STATED GOAL: Extract each line of the data and write it out again exactly.

DATASET:

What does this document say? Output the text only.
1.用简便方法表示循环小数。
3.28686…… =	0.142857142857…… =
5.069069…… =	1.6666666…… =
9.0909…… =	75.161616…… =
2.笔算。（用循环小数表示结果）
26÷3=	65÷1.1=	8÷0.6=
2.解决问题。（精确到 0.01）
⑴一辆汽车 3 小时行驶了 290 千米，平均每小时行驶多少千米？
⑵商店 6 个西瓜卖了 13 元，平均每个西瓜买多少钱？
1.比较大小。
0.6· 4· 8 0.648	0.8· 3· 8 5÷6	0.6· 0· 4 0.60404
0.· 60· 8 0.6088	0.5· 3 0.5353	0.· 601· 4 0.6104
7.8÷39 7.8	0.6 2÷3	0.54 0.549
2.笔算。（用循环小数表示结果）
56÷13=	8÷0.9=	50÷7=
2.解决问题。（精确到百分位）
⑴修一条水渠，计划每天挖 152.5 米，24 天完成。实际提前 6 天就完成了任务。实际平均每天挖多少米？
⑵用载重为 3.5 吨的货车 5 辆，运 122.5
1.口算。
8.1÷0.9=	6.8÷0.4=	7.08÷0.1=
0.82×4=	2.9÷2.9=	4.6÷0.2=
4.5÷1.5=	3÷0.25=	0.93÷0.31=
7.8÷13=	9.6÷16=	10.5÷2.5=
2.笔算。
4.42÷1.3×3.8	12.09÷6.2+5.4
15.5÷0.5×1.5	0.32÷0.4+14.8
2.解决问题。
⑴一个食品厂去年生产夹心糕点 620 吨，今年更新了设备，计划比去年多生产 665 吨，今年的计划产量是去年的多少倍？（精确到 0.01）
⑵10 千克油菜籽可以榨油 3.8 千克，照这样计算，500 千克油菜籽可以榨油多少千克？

WORKED SOLUTION:
What does this document say? Output the text only.
1.用简便方法表示循环小数。
3.28686…… =	0.142857142857…… =
5.069069…… =	1.6666666…… =
9.0909…… =	75.161616…… =
2.笔算。（用循环小数表示结果）
26÷3=	65÷1.1=	8÷0.6=
2.解决问题。（精确到 0.01）
⑴一辆汽车 3 小时行驶了 290 千米，平均每小时行驶多少千米？
⑵商店 6 个西瓜卖了 13 元，平均每个西瓜买多少钱？
1.比较大小。
0.6· 4· 8 0.648	0.8· 3· 8 5÷6	0.6· 0· 4 0.60404
0.· 60· 8 0.6088	0.5· 3 0.5353	0.· 601· 4 0.6104
7.8÷39 7.8	0.6 2÷3	0.54 0.549
2.笔算。（用循环小数表示结果）
56÷13=	8÷0.9=	50÷7=
2.解决问题。（精确到百分位）
⑴修一条水渠，计划每天挖 152.5 米，24 天完成。实际提前 6 天就完成了任务。实际平均每天挖多少米？
⑵用载重为 3.5 吨的货车 5 辆，运 122.5
1.口算。
8.1÷0.9=	6.8÷0.4=	7.08÷0.1=
0.82×4=	2.9÷2.9=	4.6÷0.2=
4.5÷1.5=	3÷0.25=	0.93÷0.31=
7.8÷13=	9.6÷16=	10.5÷2.5=
2.笔算。
4.42÷1.3×3.8	12.09÷6.2+5.4
15.5÷0.5×1.5	0.32÷0.4+14.8
2.解决问题。
⑴一个食品厂去年生产夹心糕点 620 吨，今年更新了设备，计划比去年多生产 665 吨，今年的计划产量是去年的多少倍？（精确到 0.01）
⑵10 千克油菜籽可以榨油 3.8 千克，照这样计算，500 千克油菜籽可以榨油多少千克？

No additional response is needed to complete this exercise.